*Direction*
Set down each record exactly as written.

--- START Entries ---

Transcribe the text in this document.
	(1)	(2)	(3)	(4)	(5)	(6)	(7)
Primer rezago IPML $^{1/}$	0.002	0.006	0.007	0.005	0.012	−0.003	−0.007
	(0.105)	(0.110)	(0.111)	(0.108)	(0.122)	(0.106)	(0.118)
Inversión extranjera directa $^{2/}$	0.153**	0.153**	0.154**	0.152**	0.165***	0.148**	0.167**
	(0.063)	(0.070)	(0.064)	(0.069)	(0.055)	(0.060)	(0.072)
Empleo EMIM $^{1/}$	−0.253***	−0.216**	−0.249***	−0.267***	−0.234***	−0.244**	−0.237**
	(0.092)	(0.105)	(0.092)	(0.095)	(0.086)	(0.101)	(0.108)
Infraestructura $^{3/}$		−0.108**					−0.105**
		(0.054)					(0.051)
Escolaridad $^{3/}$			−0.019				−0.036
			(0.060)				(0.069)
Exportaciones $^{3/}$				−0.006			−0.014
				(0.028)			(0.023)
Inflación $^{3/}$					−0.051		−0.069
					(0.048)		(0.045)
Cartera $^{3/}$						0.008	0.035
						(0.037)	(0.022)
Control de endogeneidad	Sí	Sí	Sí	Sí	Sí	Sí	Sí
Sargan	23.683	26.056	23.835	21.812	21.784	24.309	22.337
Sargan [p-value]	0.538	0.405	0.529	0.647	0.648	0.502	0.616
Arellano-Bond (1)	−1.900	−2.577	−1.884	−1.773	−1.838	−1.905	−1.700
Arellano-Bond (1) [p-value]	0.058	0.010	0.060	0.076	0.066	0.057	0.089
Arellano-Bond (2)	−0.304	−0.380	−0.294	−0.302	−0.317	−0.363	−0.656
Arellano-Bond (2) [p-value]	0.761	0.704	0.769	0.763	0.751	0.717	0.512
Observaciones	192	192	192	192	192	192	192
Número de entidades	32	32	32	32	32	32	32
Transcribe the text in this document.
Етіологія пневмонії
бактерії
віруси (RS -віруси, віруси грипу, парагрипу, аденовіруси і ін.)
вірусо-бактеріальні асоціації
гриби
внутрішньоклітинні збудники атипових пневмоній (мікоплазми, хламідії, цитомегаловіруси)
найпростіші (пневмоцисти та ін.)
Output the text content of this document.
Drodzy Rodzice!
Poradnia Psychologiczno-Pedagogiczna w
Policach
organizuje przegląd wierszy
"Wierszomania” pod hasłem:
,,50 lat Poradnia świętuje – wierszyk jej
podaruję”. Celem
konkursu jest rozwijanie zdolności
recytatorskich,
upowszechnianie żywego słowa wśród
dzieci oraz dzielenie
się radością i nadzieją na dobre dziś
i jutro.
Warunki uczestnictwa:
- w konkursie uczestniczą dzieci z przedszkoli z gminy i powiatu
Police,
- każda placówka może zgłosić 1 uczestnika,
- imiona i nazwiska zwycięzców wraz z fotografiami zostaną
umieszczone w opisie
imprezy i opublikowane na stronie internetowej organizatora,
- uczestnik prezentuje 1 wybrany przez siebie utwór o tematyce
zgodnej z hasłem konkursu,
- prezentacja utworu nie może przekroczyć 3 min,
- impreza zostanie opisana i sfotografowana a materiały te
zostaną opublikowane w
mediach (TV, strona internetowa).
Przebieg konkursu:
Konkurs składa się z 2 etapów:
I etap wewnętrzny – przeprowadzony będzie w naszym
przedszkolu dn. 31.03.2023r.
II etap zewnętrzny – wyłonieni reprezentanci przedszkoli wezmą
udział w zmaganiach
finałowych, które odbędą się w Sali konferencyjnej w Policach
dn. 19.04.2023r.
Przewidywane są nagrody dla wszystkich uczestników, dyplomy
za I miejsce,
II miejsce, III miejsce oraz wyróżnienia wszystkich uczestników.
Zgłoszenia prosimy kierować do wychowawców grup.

--- END Entries ---

*In response*
Transcribe the text in this document.
	(1)	(2)	(3)	(4)	(5)	(6)	(7)
Primer rezago IPML $^{1/}$	0.002	0.006	0.007	0.005	0.012	−0.003	−0.007
	(0.105)	(0.110)	(0.111)	(0.108)	(0.122)	(0.106)	(0.118)
Inversión extranjera directa $^{2/}$	0.153**	0.153**	0.154**	0.152**	0.165***	0.148**	0.167**
	(0.063)	(0.070)	(0.064)	(0.069)	(0.055)	(0.060)	(0.072)
Empleo EMIM $^{1/}$	−0.253***	−0.216**	−0.249***	−0.267***	−0.234***	−0.244**	−0.237**
	(0.092)	(0.105)	(0.092)	(0.095)	(0.086)	(0.101)	(0.108)
Infraestructura $^{3/}$		−0.108**					−0.105**
		(0.054)					(0.051)
Escolaridad $^{3/}$			−0.019				−0.036
			(0.060)				(0.069)
Exportaciones $^{3/}$				−0.006			−0.014
				(0.028)			(0.023)
Inflación $^{3/}$					−0.051		−0.069
					(0.048)		(0.045)
Cartera $^{3/}$						0.008	0.035
						(0.037)	(0.022)
Control de endogeneidad	Sí	Sí	Sí	Sí	Sí	Sí	Sí
Sargan	23.683	26.056	23.835	21.812	21.784	24.309	22.337
Sargan [p-value]	0.538	0.405	0.529	0.647	0.648	0.502	0.616
Arellano-Bond (1)	−1.900	−2.577	−1.884	−1.773	−1.838	−1.905	−1.700
Arellano-Bond (1) [p-value]	0.058	0.010	0.060	0.076	0.066	0.057	0.089
Arellano-Bond (2)	−0.304	−0.380	−0.294	−0.302	−0.317	−0.363	−0.656
Arellano-Bond (2) [p-value]	0.761	0.704	0.769	0.763	0.751	0.717	0.512
Observaciones	192	192	192	192	192	192	192
Número de entidades	32	32	32	32	32	32	32
Transcribe the text in this document.
Етіологія пневмонії
бактерії
віруси (RS -віруси, віруси грипу, парагрипу, аденовіруси і ін.)
вірусо-бактеріальні асоціації
гриби
внутрішньоклітинні збудники атипових пневмоній (мікоплазми, хламідії, цитомегаловіруси)
найпростіші (пневмоцисти та ін.)
Output the text content of this document.
Drodzy Rodzice!
Poradnia Psychologiczno-Pedagogiczna w
Policach
organizuje przegląd wierszy
"Wierszomania” pod hasłem:
,,50 lat Poradnia świętuje – wierszyk jej
podaruję”. Celem
konkursu jest rozwijanie zdolności
recytatorskich,
upowszechnianie żywego słowa wśród
dzieci oraz dzielenie
się radością i nadzieją na dobre dziś
i jutro.
Warunki uczestnictwa:
- w konkursie uczestniczą dzieci z przedszkoli z gminy i powiatu
Police,
- każda placówka może zgłosić 1 uczestnika,
- imiona i nazwiska zwycięzców wraz z fotografiami zostaną
umieszczone w opisie
imprezy i opublikowane na stronie internetowej organizatora,
- uczestnik prezentuje 1 wybrany przez siebie utwór o tematyce
zgodnej z hasłem konkursu,
- prezentacja utworu nie może przekroczyć 3 min,
- impreza zostanie opisana i sfotografowana a materiały te
zostaną opublikowane w
mediach (TV, strona internetowa).
Przebieg konkursu:
Konkurs składa się z 2 etapów:
I etap wewnętrzny – przeprowadzony będzie w naszym
przedszkolu dn. 31.03.2023r.
II etap zewnętrzny – wyłonieni reprezentanci przedszkoli wezmą
udział w zmaganiach
finałowych, które odbędą się w Sali konferencyjnej w Policach
dn. 19.04.2023r.
Przewidywane są nagrody dla wszystkich uczestników, dyplomy
za I miejsce,
II miejsce, III miejsce oraz wyróżnienia wszystkich uczestników.
Zgłoszenia prosimy kierować do wychowawców grup.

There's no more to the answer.